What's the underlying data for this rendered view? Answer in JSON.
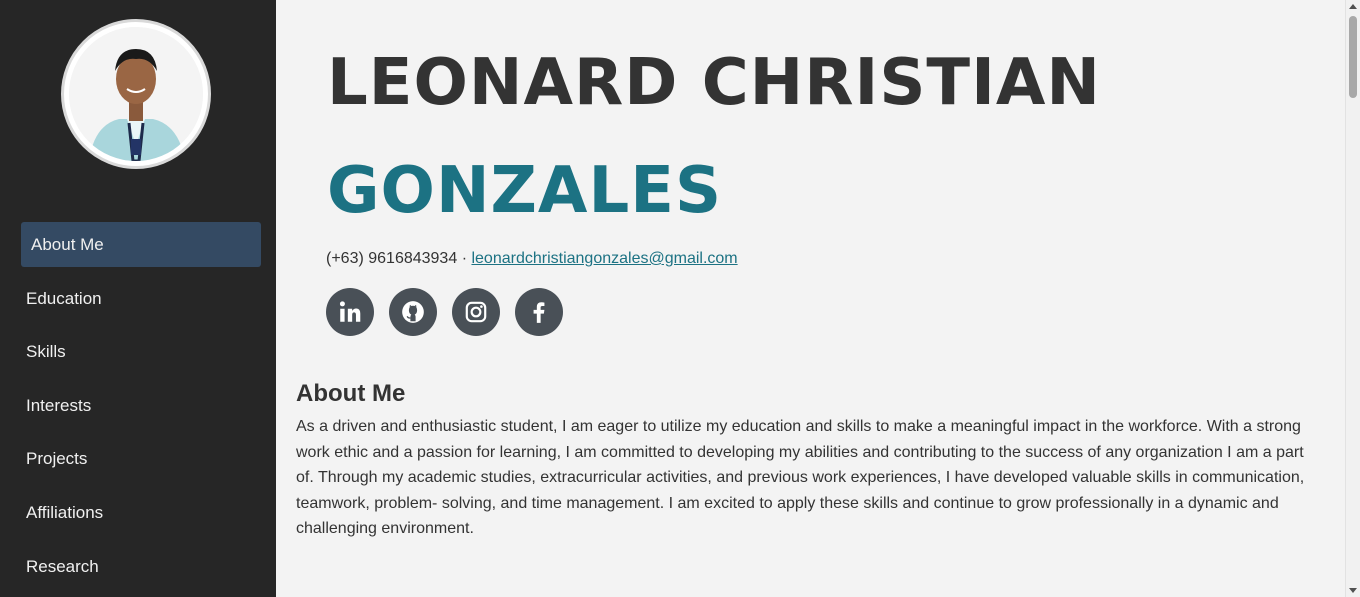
{
  "profile": {
    "first_name": "LEONARD CHRISTIAN",
    "last_name": "GONZALES",
    "phone": "(+63) 9616843934",
    "separator": "·",
    "email": "leonardchristiangonzales@gmail.com"
  },
  "sidebar": {
    "items": [
      {
        "label": "About Me"
      },
      {
        "label": "Education"
      },
      {
        "label": "Skills"
      },
      {
        "label": "Interests"
      },
      {
        "label": "Projects"
      },
      {
        "label": "Affiliations"
      },
      {
        "label": "Research"
      }
    ],
    "active_item": "About Me"
  },
  "socials": [
    "linkedin-icon",
    "github-icon",
    "instagram-icon",
    "facebook-icon"
  ],
  "about": {
    "title": "About Me",
    "text": "As a driven and enthusiastic student, I am eager to utilize my education and skills to make a meaningful impact in the workforce. With a strong work ethic and a passion for learning, I am committed to developing my abilities and contributing to the success of any organization I am a part of. Through my academic studies, extracurricular activities, and previous work experiences, I have developed valuable skills in communication, teamwork, problem- solving, and time management. I am excited to apply these skills and continue to grow professionally in a dynamic and challenging environment."
  },
  "colors": {
    "sidebar_bg": "#262626",
    "active_nav_bg": "#344a63",
    "accent": "#1c7283",
    "social_bg": "#495057"
  }
}
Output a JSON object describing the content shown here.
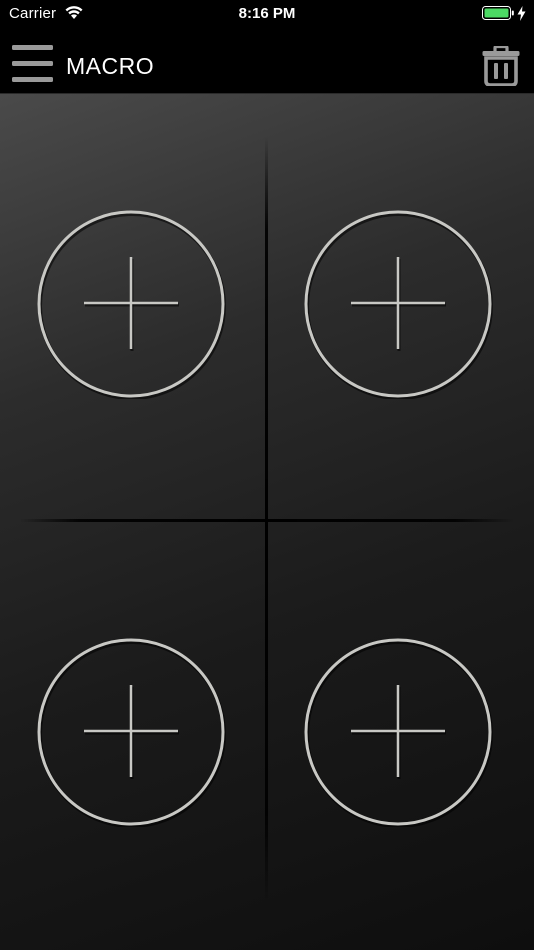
{
  "status_bar": {
    "carrier": "Carrier",
    "time": "8:16 PM",
    "battery_color": "#4cd964"
  },
  "nav_bar": {
    "title": "MACRO",
    "menu_icon": "hamburger-menu-icon",
    "trash_icon": "trash-icon"
  },
  "macro_slots": [
    {
      "slot": 1,
      "icon": "plus-circle-icon"
    },
    {
      "slot": 2,
      "icon": "plus-circle-icon"
    },
    {
      "slot": 3,
      "icon": "plus-circle-icon"
    },
    {
      "slot": 4,
      "icon": "plus-circle-icon"
    }
  ],
  "colors": {
    "accent": "#c8c8c4",
    "icon_gray": "#9a9a9a",
    "background": "#000000"
  }
}
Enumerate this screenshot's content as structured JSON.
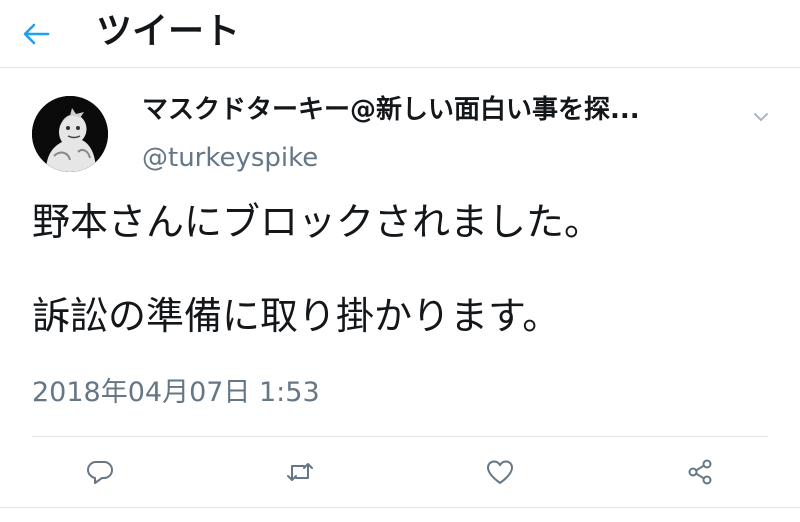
{
  "header": {
    "back_icon": "arrow-left-icon",
    "title": "ツイート"
  },
  "tweet": {
    "display_name": "マスクドターキー@新しい面白い事を探...",
    "username": "@turkeyspike",
    "text_line1": "野本さんにブロックされました。",
    "text_line2": "訴訟の準備に取り掛かります。",
    "timestamp": "2018年04月07日 1:53"
  },
  "actions": {
    "reply_icon": "reply-icon",
    "retweet_icon": "retweet-icon",
    "like_icon": "heart-icon",
    "share_icon": "share-icon"
  },
  "colors": {
    "accent": "#1da1f2",
    "secondary_text": "#657786",
    "icon_gray": "#657786",
    "divider": "#e1e8ed"
  }
}
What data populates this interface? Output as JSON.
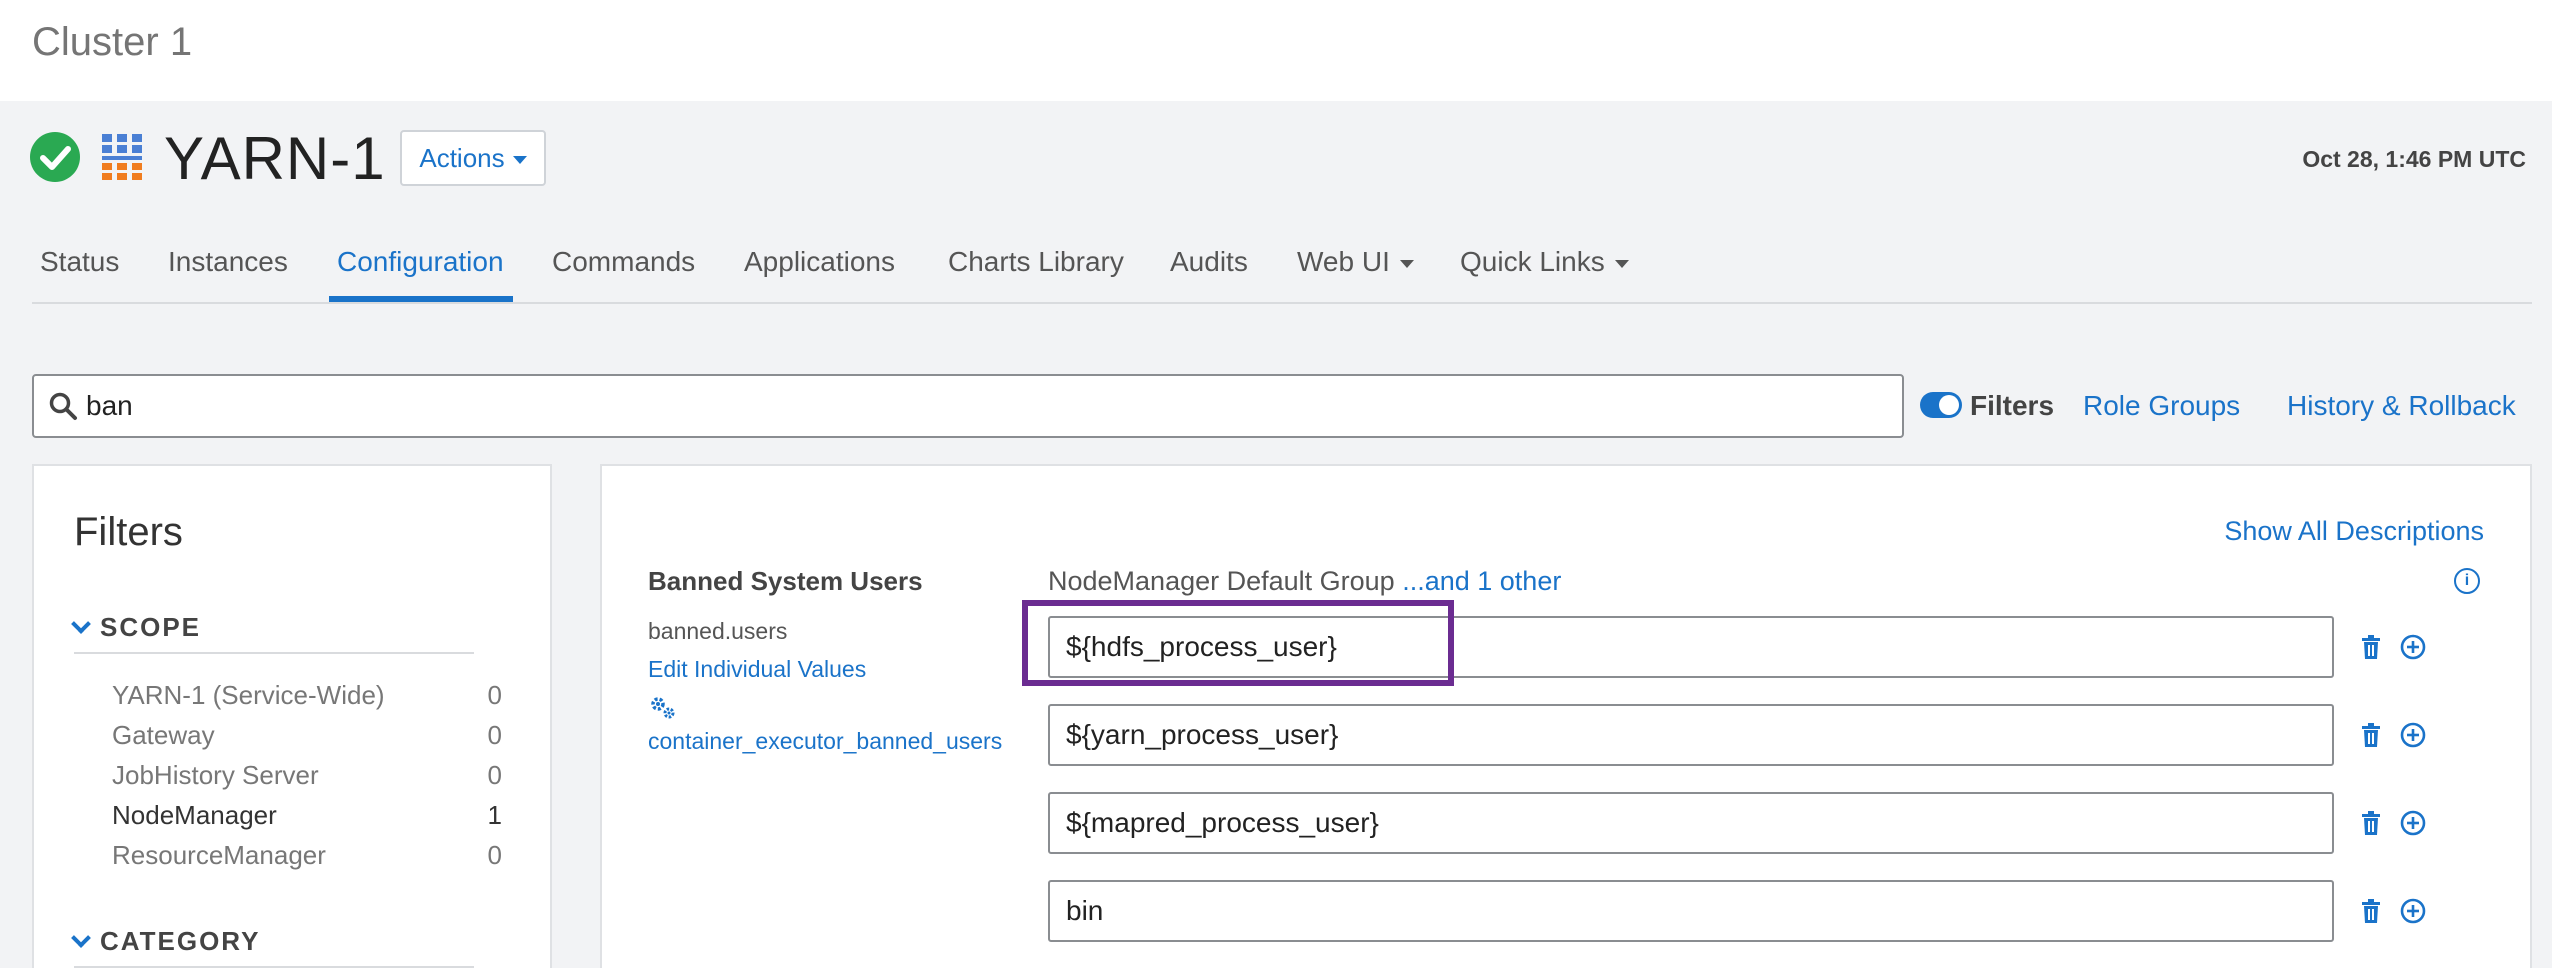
{
  "cluster": {
    "title": "Cluster 1"
  },
  "service": {
    "name": "YARN-1",
    "status_icon": "check-circle-icon",
    "logo_icon": "yarn-logo-icon"
  },
  "header": {
    "actions_label": "Actions",
    "timestamp": "Oct 28, 1:46 PM UTC"
  },
  "tabs": [
    {
      "label": "Status"
    },
    {
      "label": "Instances"
    },
    {
      "label": "Configuration",
      "active": true
    },
    {
      "label": "Commands"
    },
    {
      "label": "Applications"
    },
    {
      "label": "Charts Library"
    },
    {
      "label": "Audits"
    },
    {
      "label": "Web UI",
      "dropdown": true
    },
    {
      "label": "Quick Links",
      "dropdown": true
    }
  ],
  "search": {
    "value": "ban",
    "icon": "search-icon"
  },
  "toolbar": {
    "filters_label": "Filters",
    "filters_enabled": true,
    "role_groups_label": "Role Groups",
    "history_label": "History & Rollback"
  },
  "filters": {
    "title": "Filters",
    "scope": {
      "label": "SCOPE",
      "items": [
        {
          "label": "YARN-1 (Service-Wide)",
          "count": "0"
        },
        {
          "label": "Gateway",
          "count": "0"
        },
        {
          "label": "JobHistory Server",
          "count": "0"
        },
        {
          "label": "NodeManager",
          "count": "1"
        },
        {
          "label": "ResourceManager",
          "count": "0"
        }
      ]
    },
    "category": {
      "label": "CATEGORY"
    }
  },
  "config": {
    "show_all_descriptions": "Show All Descriptions",
    "property": {
      "display_name": "Banned System Users",
      "key": "banned.users",
      "edit_individual": "Edit Individual Values",
      "alias": "container_executor_banned_users",
      "group": "NodeManager Default Group",
      "group_more": "...and 1 other",
      "values": [
        "${hdfs_process_user}",
        "${yarn_process_user}",
        "${mapred_process_user}",
        "bin"
      ]
    }
  },
  "colors": {
    "accent": "#1a73c9",
    "success": "#2aa952",
    "highlight": "#6b2c91"
  }
}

****************

TASK BRIEF: Write the listing above out again exactly, dropping each image.

SOLUTION TO THIS EXERCISE:
What's the underlying data for this rendered view? Answer in JSON.
{
  "profile": {
    "first_name": "LEONARD CHRISTIAN",
    "last_name": "GONZALES",
    "phone": "(+63) 9616843934",
    "separator": "·",
    "email": "leonardchristiangonzales@gmail.com"
  },
  "sidebar": {
    "items": [
      {
        "label": "About Me"
      },
      {
        "label": "Education"
      },
      {
        "label": "Skills"
      },
      {
        "label": "Interests"
      },
      {
        "label": "Projects"
      },
      {
        "label": "Affiliations"
      },
      {
        "label": "Research"
      }
    ],
    "active_item": "About Me"
  },
  "socials": [
    "linkedin-icon",
    "github-icon",
    "instagram-icon",
    "facebook-icon"
  ],
  "about": {
    "title": "About Me",
    "text": "As a driven and enthusiastic student, I am eager to utilize my education and skills to make a meaningful impact in the workforce. With a strong work ethic and a passion for learning, I am committed to developing my abilities and contributing to the success of any organization I am a part of. Through my academic studies, extracurricular activities, and previous work experiences, I have developed valuable skills in communication, teamwork, problem- solving, and time management. I am excited to apply these skills and continue to grow professionally in a dynamic and challenging environment."
  },
  "colors": {
    "sidebar_bg": "#262626",
    "active_nav_bg": "#344a63",
    "accent": "#1c7283",
    "social_bg": "#495057"
  }
}
Output a JSON object describing the content shown here.
{
  "status_bar": {
    "carrier": "Carrier",
    "time": "8:16 PM",
    "battery_color": "#4cd964"
  },
  "nav_bar": {
    "title": "MACRO",
    "menu_icon": "hamburger-menu-icon",
    "trash_icon": "trash-icon"
  },
  "macro_slots": [
    {
      "slot": 1,
      "icon": "plus-circle-icon"
    },
    {
      "slot": 2,
      "icon": "plus-circle-icon"
    },
    {
      "slot": 3,
      "icon": "plus-circle-icon"
    },
    {
      "slot": 4,
      "icon": "plus-circle-icon"
    }
  ],
  "colors": {
    "accent": "#c8c8c4",
    "icon_gray": "#9a9a9a",
    "background": "#000000"
  }
}
Enumerate this screenshot's content as structured JSON.
{
  "header": {
    "back_icon": "arrow-left-icon",
    "title": "ツイート"
  },
  "tweet": {
    "display_name": "マスクドターキー@新しい面白い事を探...",
    "username": "@turkeyspike",
    "text_line1": "野本さんにブロックされました。",
    "text_line2": "訴訟の準備に取り掛かります。",
    "timestamp": "2018年04月07日 1:53"
  },
  "actions": {
    "reply_icon": "reply-icon",
    "retweet_icon": "retweet-icon",
    "like_icon": "heart-icon",
    "share_icon": "share-icon"
  },
  "colors": {
    "accent": "#1da1f2",
    "secondary_text": "#657786",
    "icon_gray": "#657786",
    "divider": "#e1e8ed"
  }
}
What data populates this interface? Output as JSON.
{
  "cluster": {
    "title": "Cluster 1"
  },
  "service": {
    "name": "YARN-1",
    "status_icon": "check-circle-icon",
    "logo_icon": "yarn-logo-icon"
  },
  "header": {
    "actions_label": "Actions",
    "timestamp": "Oct 28, 1:46 PM UTC"
  },
  "tabs": [
    {
      "label": "Status"
    },
    {
      "label": "Instances"
    },
    {
      "label": "Configuration",
      "active": true
    },
    {
      "label": "Commands"
    },
    {
      "label": "Applications"
    },
    {
      "label": "Charts Library"
    },
    {
      "label": "Audits"
    },
    {
      "label": "Web UI",
      "dropdown": true
    },
    {
      "label": "Quick Links",
      "dropdown": true
    }
  ],
  "search": {
    "value": "ban",
    "icon": "search-icon"
  },
  "toolbar": {
    "filters_label": "Filters",
    "filters_enabled": true,
    "role_groups_label": "Role Groups",
    "history_label": "History & Rollback"
  },
  "filters": {
    "title": "Filters",
    "scope": {
      "label": "SCOPE",
      "items": [
        {
          "label": "YARN-1 (Service-Wide)",
          "count": "0"
        },
        {
          "label": "Gateway",
          "count": "0"
        },
        {
          "label": "JobHistory Server",
          "count": "0"
        },
        {
          "label": "NodeManager",
          "count": "1"
        },
        {
          "label": "ResourceManager",
          "count": "0"
        }
      ]
    },
    "category": {
      "label": "CATEGORY"
    }
  },
  "config": {
    "show_all_descriptions": "Show All Descriptions",
    "property": {
      "display_name": "Banned System Users",
      "key": "banned.users",
      "edit_individual": "Edit Individual Values",
      "alias": "container_executor_banned_users",
      "group": "NodeManager Default Group",
      "group_more": "...and 1 other",
      "values": [
        "${hdfs_process_user}",
        "${yarn_process_user}",
        "${mapred_process_user}",
        "bin"
      ]
    }
  },
  "colors": {
    "accent": "#1a73c9",
    "success": "#2aa952",
    "highlight": "#6b2c91"
  }
}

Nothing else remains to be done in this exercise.